**WHAT TO WORK ON**
Repeat the data that follows, word for word, without the images.

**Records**
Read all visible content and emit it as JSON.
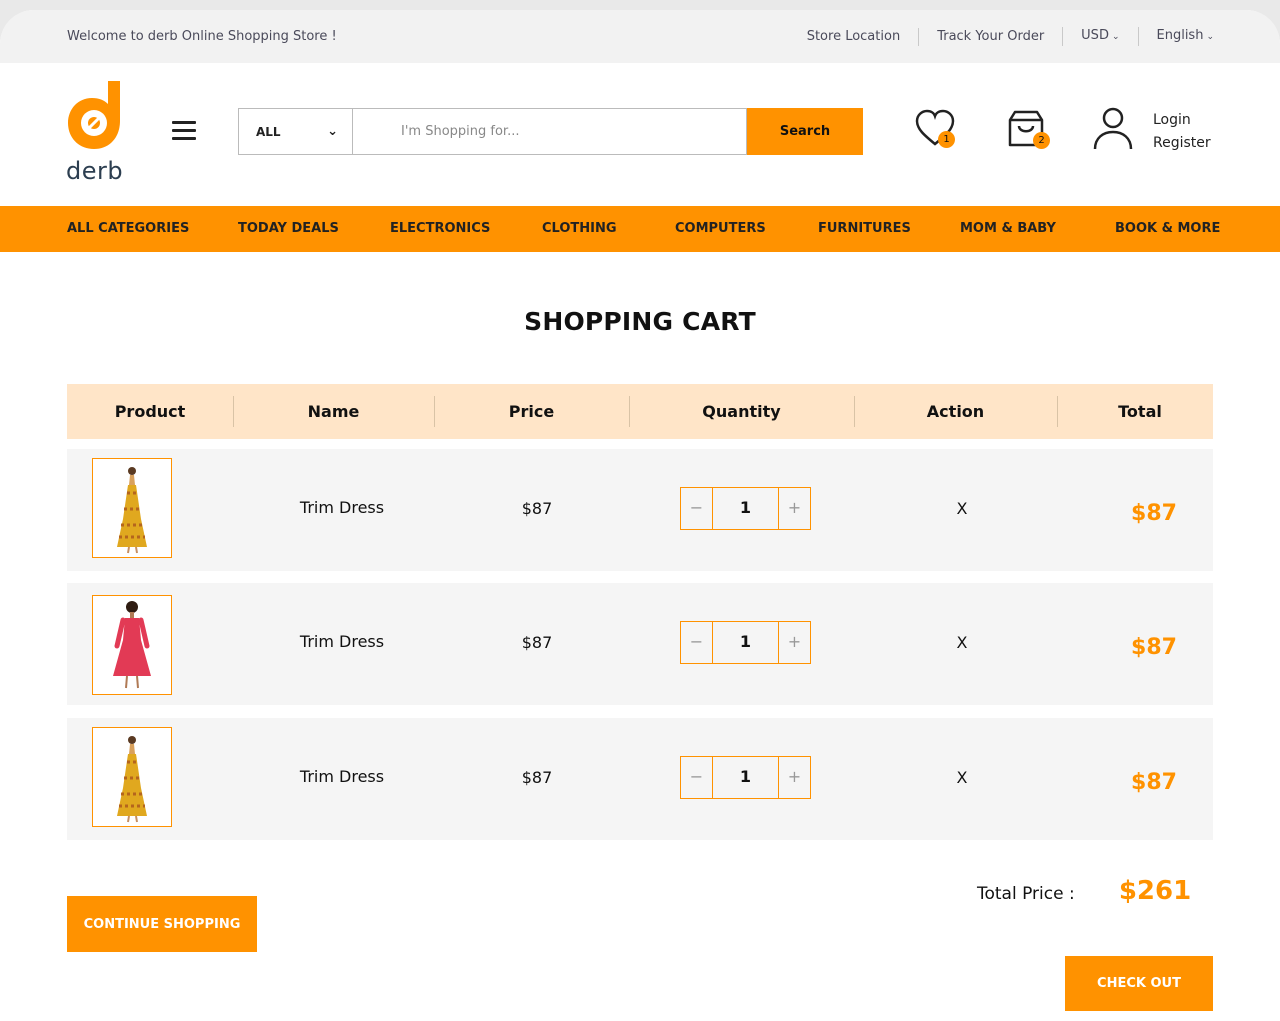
{
  "topbar": {
    "welcome": "Welcome to derb Online Shopping Store !",
    "store_location": "Store Location",
    "track_order": "Track Your Order",
    "currency": "USD",
    "language": "English"
  },
  "brand": {
    "name": "derb",
    "accent": "#ff9200",
    "dark": "#2c3e50"
  },
  "search": {
    "category": "ALL",
    "placeholder": "I'm Shopping for...",
    "button": "Search"
  },
  "header": {
    "wishlist_count": "1",
    "cart_count": "2",
    "login": "Login",
    "register": "Register"
  },
  "nav": [
    "ALL CATEGORIES",
    "TODAY DEALS",
    "ELECTRONICS",
    "CLOTHING",
    "COMPUTERS",
    "FURNITURES",
    "MOM & BABY",
    "BOOK & MORE"
  ],
  "page_title": "SHOPPING CART",
  "table": {
    "headers": [
      "Product",
      "Name",
      "Price",
      "Quantity",
      "Action",
      "Total"
    ],
    "rows": [
      {
        "image": "dress-yellow-image",
        "name": "Trim Dress",
        "price": "$87",
        "qty": "1",
        "action": "X",
        "total": "$87"
      },
      {
        "image": "dress-pink-image",
        "name": "Trim Dress",
        "price": "$87",
        "qty": "1",
        "action": "X",
        "total": "$87"
      },
      {
        "image": "dress-yellow-image",
        "name": "Trim Dress",
        "price": "$87",
        "qty": "1",
        "action": "X",
        "total": "$87"
      }
    ]
  },
  "minus": "−",
  "plus": "+",
  "summary": {
    "label": "Total Price :",
    "value": "$261"
  },
  "buttons": {
    "continue": "CONTINUE SHOPPING",
    "checkout": "CHECK OUT"
  }
}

**FINAL RESULT**
Read all visible content and emit it as JSON.
{
  "topbar": {
    "welcome": "Welcome to derb Online Shopping Store !",
    "store_location": "Store Location",
    "track_order": "Track Your Order",
    "currency": "USD",
    "language": "English"
  },
  "brand": {
    "name": "derb",
    "accent": "#ff9200",
    "dark": "#2c3e50"
  },
  "search": {
    "category": "ALL",
    "placeholder": "I'm Shopping for...",
    "button": "Search"
  },
  "header": {
    "wishlist_count": "1",
    "cart_count": "2",
    "login": "Login",
    "register": "Register"
  },
  "nav": [
    "ALL CATEGORIES",
    "TODAY DEALS",
    "ELECTRONICS",
    "CLOTHING",
    "COMPUTERS",
    "FURNITURES",
    "MOM & BABY",
    "BOOK & MORE"
  ],
  "page_title": "SHOPPING CART",
  "table": {
    "headers": [
      "Product",
      "Name",
      "Price",
      "Quantity",
      "Action",
      "Total"
    ],
    "rows": [
      {
        "image": "dress-yellow-image",
        "name": "Trim Dress",
        "price": "$87",
        "qty": "1",
        "action": "X",
        "total": "$87"
      },
      {
        "image": "dress-pink-image",
        "name": "Trim Dress",
        "price": "$87",
        "qty": "1",
        "action": "X",
        "total": "$87"
      },
      {
        "image": "dress-yellow-image",
        "name": "Trim Dress",
        "price": "$87",
        "qty": "1",
        "action": "X",
        "total": "$87"
      }
    ]
  },
  "minus": "−",
  "plus": "+",
  "summary": {
    "label": "Total Price :",
    "value": "$261"
  },
  "buttons": {
    "continue": "CONTINUE SHOPPING",
    "checkout": "CHECK OUT"
  }
}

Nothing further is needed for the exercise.